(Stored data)
==*==
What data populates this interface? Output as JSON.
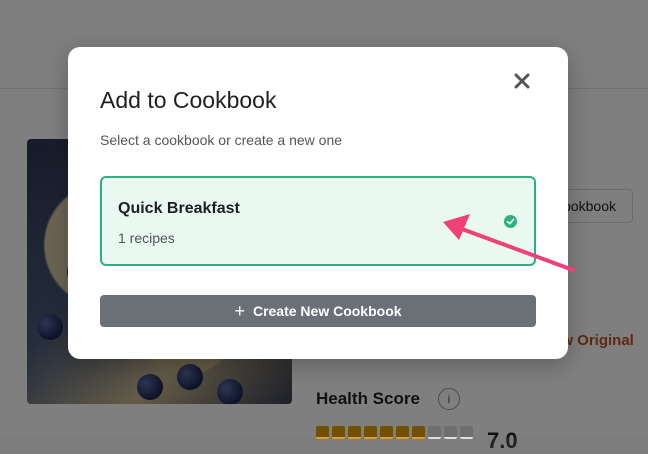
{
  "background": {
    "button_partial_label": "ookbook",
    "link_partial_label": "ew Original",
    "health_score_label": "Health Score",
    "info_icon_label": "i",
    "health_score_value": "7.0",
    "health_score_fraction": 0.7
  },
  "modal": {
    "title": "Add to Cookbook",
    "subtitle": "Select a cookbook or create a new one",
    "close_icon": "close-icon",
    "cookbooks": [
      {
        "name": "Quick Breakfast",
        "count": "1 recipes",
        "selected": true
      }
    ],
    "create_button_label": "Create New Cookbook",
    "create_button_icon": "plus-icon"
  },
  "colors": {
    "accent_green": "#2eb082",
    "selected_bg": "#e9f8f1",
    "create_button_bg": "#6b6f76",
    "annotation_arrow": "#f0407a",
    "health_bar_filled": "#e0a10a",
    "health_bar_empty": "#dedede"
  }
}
==*==
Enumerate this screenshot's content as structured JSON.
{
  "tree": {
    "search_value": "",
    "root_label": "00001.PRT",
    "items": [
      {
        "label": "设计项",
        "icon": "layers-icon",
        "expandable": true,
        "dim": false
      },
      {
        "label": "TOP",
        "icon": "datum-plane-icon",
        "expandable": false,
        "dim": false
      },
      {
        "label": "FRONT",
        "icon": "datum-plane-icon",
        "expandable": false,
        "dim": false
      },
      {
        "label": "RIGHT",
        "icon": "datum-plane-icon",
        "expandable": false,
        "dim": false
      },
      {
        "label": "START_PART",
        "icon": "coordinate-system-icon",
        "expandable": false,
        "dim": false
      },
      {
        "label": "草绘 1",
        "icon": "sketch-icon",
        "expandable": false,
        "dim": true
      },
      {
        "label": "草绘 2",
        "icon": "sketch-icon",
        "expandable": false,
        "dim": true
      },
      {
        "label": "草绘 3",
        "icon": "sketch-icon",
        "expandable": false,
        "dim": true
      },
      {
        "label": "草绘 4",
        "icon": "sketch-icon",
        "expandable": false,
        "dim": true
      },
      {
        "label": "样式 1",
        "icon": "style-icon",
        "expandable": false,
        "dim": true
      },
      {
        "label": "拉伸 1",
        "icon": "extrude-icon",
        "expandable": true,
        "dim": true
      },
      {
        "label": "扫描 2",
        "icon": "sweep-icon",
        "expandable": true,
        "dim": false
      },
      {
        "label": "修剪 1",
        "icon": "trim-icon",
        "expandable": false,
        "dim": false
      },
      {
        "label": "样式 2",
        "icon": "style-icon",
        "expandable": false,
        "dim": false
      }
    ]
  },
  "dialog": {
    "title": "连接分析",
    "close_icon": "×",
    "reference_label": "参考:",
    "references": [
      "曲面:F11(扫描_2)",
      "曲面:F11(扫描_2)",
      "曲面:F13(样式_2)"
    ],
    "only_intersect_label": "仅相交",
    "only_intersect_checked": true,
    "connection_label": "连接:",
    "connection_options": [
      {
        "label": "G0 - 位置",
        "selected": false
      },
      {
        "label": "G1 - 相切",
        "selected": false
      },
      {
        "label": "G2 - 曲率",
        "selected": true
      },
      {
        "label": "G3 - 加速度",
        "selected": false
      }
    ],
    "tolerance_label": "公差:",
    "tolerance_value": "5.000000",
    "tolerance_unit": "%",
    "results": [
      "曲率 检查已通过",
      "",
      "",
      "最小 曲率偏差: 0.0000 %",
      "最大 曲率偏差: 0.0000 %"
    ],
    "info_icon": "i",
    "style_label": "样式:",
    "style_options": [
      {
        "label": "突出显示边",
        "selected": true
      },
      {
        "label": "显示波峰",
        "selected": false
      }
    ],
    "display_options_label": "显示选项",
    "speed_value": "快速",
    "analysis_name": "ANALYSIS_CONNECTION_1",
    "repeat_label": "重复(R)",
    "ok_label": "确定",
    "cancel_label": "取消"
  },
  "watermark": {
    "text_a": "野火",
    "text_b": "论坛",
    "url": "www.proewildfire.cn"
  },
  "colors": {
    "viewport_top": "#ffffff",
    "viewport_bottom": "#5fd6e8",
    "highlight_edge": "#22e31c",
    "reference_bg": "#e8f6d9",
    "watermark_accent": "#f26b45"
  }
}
==*==
» **Exercise aim**
Locate all lines in the listing above with the word "this" and copy them.

» **Output of the task**
What data populates this interface? Output as JSON.
Enumerate this screenshot's content as structured JSON.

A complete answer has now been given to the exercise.